=== ИСХОДНЫЙ ТЕКСТ ===

Лев Толстой - Том 21. Избранные дневники 1847-1894
Был Кольчугин, попечитель училища — хочет советоваться с училищным советом*. Что будет.
9 декабря 88. Преступно спал. Утром дошивал, походил и сейчас сажусь обедать. Письмо вчера от Ге. Странное дело: жизнь, точно, как будто пустая; а я спокоен совершенно. Все дурное только во мне, в недостатке любви. Но поправляется, и оттого не тяжело, а радостно. Заснул. Встал, американки — две сестры, одна через Атлантический, другая через Тихий океан и съехались и опять едут, все видели, и меня видели, но не поумнели. Она спросила: странно вам, что они так ездят? Я попытался сказать, что надо жить так, чтобы быть useful[92] другим; она сказала, что она так и ожидала, что я это скажу, но о том: правда ли это, или нет, она уже не может думать. Все ушли спать. Я сидел один тихо. И хорошо.

===

◆ КОРОТКАЯ ЗАДАЧА
Ответьте по дневниковой записи:
(a) Кем назван Кольчугин и с кем он хочет советоваться?
(b) От кого накануне пришло письмо?
(c) Что автор записи попытался сказать американке?

=== ИСХОДНЫЕ ДАННЫЕ ===

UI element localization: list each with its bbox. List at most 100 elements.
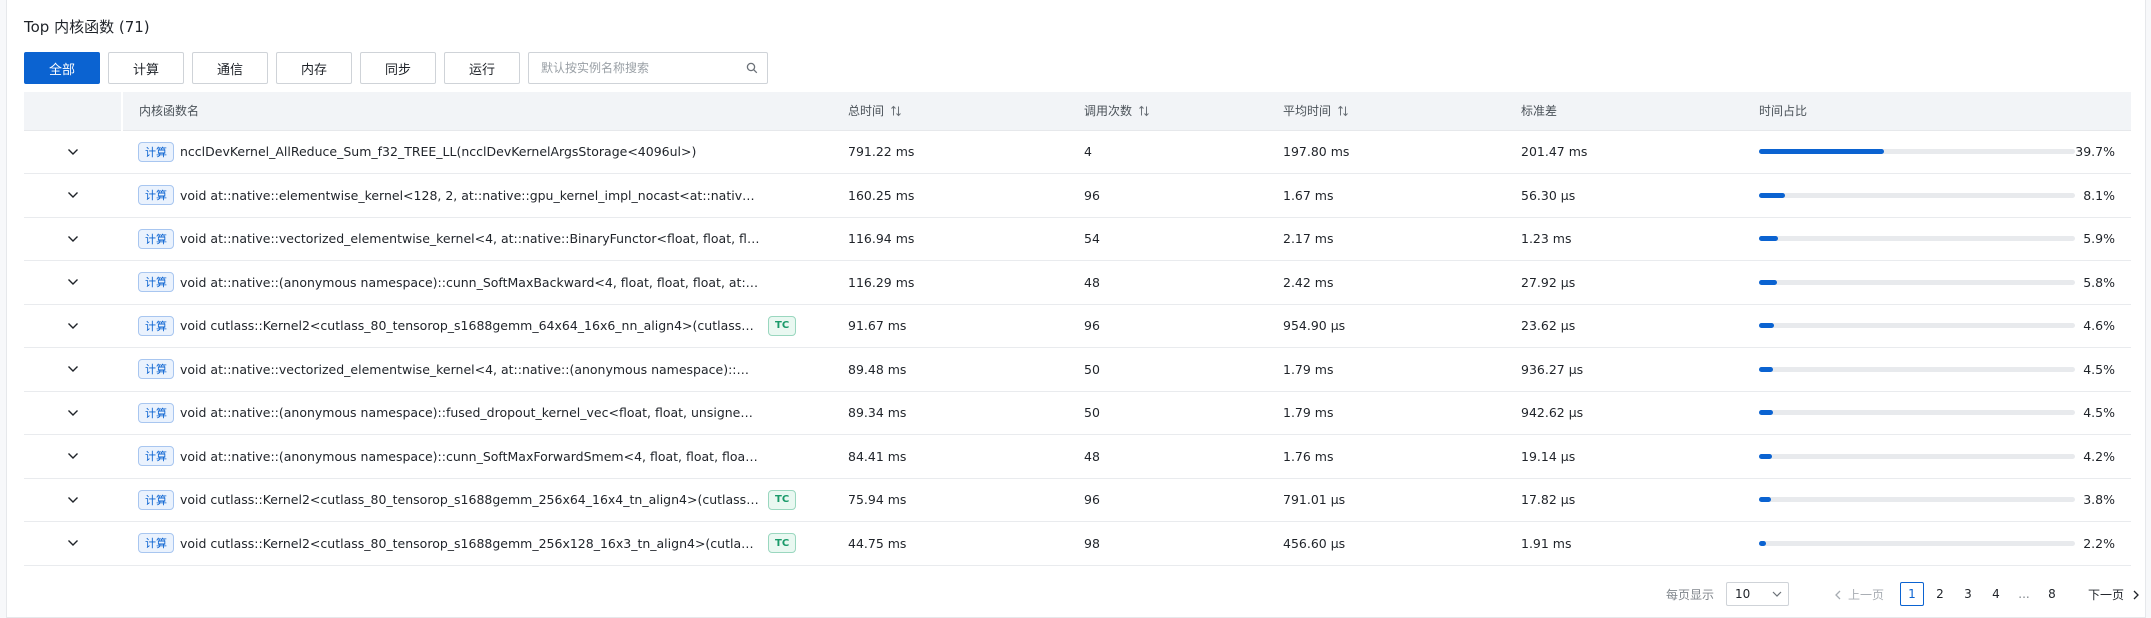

===

◆ ИТОГОВЫЙ ОТВЕТ
(a) Кольчугин назван попечителем училища; он хочет советоваться с училищным советом.
(b) Письмо пришло от Ге.
(c) Что надо жить так, чтобы быть useful другим.